TASK DIRECTIONS
Print the listing below exactly.

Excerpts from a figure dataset

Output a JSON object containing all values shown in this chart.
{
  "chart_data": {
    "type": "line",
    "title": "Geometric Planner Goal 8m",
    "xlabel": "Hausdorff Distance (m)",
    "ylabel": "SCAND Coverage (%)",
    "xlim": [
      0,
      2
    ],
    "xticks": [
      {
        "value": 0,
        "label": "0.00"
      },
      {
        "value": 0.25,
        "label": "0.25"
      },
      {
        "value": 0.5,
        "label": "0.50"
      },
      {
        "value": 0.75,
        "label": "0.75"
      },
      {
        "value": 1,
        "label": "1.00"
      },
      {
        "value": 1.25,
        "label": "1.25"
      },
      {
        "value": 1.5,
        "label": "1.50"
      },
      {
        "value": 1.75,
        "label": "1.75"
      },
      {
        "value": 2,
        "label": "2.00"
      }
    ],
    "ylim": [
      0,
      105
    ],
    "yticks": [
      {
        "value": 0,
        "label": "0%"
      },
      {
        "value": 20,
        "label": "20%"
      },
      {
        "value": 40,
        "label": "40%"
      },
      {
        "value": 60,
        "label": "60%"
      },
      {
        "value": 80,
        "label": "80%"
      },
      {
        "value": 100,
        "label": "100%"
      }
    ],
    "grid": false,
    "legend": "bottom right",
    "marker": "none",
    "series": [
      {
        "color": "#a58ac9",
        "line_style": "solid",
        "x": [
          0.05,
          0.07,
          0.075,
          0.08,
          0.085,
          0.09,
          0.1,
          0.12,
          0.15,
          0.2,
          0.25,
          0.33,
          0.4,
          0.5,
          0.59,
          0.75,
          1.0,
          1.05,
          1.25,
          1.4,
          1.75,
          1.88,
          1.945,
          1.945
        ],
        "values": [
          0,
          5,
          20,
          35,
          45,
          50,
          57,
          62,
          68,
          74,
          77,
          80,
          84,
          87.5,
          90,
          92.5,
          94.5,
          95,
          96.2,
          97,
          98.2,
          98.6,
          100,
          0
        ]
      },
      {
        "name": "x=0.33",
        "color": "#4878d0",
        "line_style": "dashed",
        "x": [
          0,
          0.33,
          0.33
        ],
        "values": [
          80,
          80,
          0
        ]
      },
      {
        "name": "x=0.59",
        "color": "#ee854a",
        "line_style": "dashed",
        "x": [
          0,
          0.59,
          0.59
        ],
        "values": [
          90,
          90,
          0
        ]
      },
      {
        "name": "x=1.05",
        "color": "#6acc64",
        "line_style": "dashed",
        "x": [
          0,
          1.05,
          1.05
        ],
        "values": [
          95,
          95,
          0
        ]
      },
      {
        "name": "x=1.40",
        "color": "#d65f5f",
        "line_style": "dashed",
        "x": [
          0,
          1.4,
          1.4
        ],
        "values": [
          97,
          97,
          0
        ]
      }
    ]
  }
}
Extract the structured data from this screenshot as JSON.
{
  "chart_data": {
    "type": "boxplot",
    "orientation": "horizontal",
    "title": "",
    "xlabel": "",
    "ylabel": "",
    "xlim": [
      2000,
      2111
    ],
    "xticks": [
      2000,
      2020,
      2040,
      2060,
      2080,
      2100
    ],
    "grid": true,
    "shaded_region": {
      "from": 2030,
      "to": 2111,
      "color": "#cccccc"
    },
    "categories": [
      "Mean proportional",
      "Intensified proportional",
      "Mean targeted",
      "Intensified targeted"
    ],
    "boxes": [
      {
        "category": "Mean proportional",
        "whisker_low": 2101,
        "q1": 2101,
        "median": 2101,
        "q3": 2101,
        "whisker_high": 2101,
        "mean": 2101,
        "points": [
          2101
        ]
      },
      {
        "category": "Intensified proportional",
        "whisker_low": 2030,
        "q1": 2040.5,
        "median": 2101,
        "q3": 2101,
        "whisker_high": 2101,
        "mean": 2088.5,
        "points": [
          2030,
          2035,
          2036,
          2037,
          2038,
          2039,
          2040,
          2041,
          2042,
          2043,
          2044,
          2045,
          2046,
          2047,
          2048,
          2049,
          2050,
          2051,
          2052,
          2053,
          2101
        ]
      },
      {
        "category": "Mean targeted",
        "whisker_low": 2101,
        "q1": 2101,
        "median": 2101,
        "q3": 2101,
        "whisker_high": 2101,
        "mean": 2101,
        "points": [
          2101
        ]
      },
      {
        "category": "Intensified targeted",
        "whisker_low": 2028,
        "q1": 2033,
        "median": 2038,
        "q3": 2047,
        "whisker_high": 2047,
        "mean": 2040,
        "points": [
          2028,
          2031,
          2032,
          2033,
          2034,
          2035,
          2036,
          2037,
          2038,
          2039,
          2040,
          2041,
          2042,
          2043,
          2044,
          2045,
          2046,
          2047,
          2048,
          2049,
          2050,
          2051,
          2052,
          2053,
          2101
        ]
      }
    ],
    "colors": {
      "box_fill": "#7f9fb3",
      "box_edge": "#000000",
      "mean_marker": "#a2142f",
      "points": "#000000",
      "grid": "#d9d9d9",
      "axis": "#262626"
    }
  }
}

TASK OUTPUT
Output a JSON object containing all values shown in this chart.
{
  "chart_data": {
    "type": "line",
    "title": "Geometric Planner Goal 8m",
    "xlabel": "Hausdorff Distance (m)",
    "ylabel": "SCAND Coverage (%)",
    "xlim": [
      0,
      2
    ],
    "xticks": [
      {
        "value": 0,
        "label": "0.00"
      },
      {
        "value": 0.25,
        "label": "0.25"
      },
      {
        "value": 0.5,
        "label": "0.50"
      },
      {
        "value": 0.75,
        "label": "0.75"
      },
      {
        "value": 1,
        "label": "1.00"
      },
      {
        "value": 1.25,
        "label": "1.25"
      },
      {
        "value": 1.5,
        "label": "1.50"
      },
      {
        "value": 1.75,
        "label": "1.75"
      },
      {
        "value": 2,
        "label": "2.00"
      }
    ],
    "ylim": [
      0,
      105
    ],
    "yticks": [
      {
        "value": 0,
        "label": "0%"
      },
      {
        "value": 20,
        "label": "20%"
      },
      {
        "value": 40,
        "label": "40%"
      },
      {
        "value": 60,
        "label": "60%"
      },
      {
        "value": 80,
        "label": "80%"
      },
      {
        "value": 100,
        "label": "100%"
      }
    ],
    "grid": false,
    "legend": "bottom right",
    "marker": "none",
    "series": [
      {
        "color": "#a58ac9",
        "line_style": "solid",
        "x": [
          0.05,
          0.07,
          0.075,
          0.08,
          0.085,
          0.09,
          0.1,
          0.12,
          0.15,
          0.2,
          0.25,
          0.33,
          0.4,
          0.5,
          0.59,
          0.75,
          1.0,
          1.05,
          1.25,
          1.4,
          1.75,
          1.88,
          1.945,
          1.945
        ],
        "values": [
          0,
          5,
          20,
          35,
          45,
          50,
          57,
          62,
          68,
          74,
          77,
          80,
          84,
          87.5,
          90,
          92.5,
          94.5,
          95,
          96.2,
          97,
          98.2,
          98.6,
          100,
          0
        ]
      },
      {
        "name": "x=0.33",
        "color": "#4878d0",
        "line_style": "dashed",
        "x": [
          0,
          0.33,
          0.33
        ],
        "values": [
          80,
          80,
          0
        ]
      },
      {
        "name": "x=0.59",
        "color": "#ee854a",
        "line_style": "dashed",
        "x": [
          0,
          0.59,
          0.59
        ],
        "values": [
          90,
          90,
          0
        ]
      },
      {
        "name": "x=1.05",
        "color": "#6acc64",
        "line_style": "dashed",
        "x": [
          0,
          1.05,
          1.05
        ],
        "values": [
          95,
          95,
          0
        ]
      },
      {
        "name": "x=1.40",
        "color": "#d65f5f",
        "line_style": "dashed",
        "x": [
          0,
          1.4,
          1.4
        ],
        "values": [
          97,
          97,
          0
        ]
      }
    ]
  }
}
Extract the structured data from this screenshot as JSON.
{
  "chart_data": {
    "type": "boxplot",
    "orientation": "horizontal",
    "title": "",
    "xlabel": "",
    "ylabel": "",
    "xlim": [
      2000,
      2111
    ],
    "xticks": [
      2000,
      2020,
      2040,
      2060,
      2080,
      2100
    ],
    "grid": true,
    "shaded_region": {
      "from": 2030,
      "to": 2111,
      "color": "#cccccc"
    },
    "categories": [
      "Mean proportional",
      "Intensified proportional",
      "Mean targeted",
      "Intensified targeted"
    ],
    "boxes": [
      {
        "category": "Mean proportional",
        "whisker_low": 2101,
        "q1": 2101,
        "median": 2101,
        "q3": 2101,
        "whisker_high": 2101,
        "mean": 2101,
        "points": [
          2101
        ]
      },
      {
        "category": "Intensified proportional",
        "whisker_low": 2030,
        "q1": 2040.5,
        "median": 2101,
        "q3": 2101,
        "whisker_high": 2101,
        "mean": 2088.5,
        "points": [
          2030,
          2035,
          2036,
          2037,
          2038,
          2039,
          2040,
          2041,
          2042,
          2043,
          2044,
          2045,
          2046,
          2047,
          2048,
          2049,
          2050,
          2051,
          2052,
          2053,
          2101
        ]
      },
      {
        "category": "Mean targeted",
        "whisker_low": 2101,
        "q1": 2101,
        "median": 2101,
        "q3": 2101,
        "whisker_high": 2101,
        "mean": 2101,
        "points": [
          2101
        ]
      },
      {
        "category": "Intensified targeted",
        "whisker_low": 2028,
        "q1": 2033,
        "median": 2038,
        "q3": 2047,
        "whisker_high": 2047,
        "mean": 2040,
        "points": [
          2028,
          2031,
          2032,
          2033,
          2034,
          2035,
          2036,
          2037,
          2038,
          2039,
          2040,
          2041,
          2042,
          2043,
          2044,
          2045,
          2046,
          2047,
          2048,
          2049,
          2050,
          2051,
          2052,
          2053,
          2101
        ]
      }
    ],
    "colors": {
      "box_fill": "#7f9fb3",
      "box_edge": "#000000",
      "mean_marker": "#a2142f",
      "points": "#000000",
      "grid": "#d9d9d9",
      "axis": "#262626"
    }
  }
}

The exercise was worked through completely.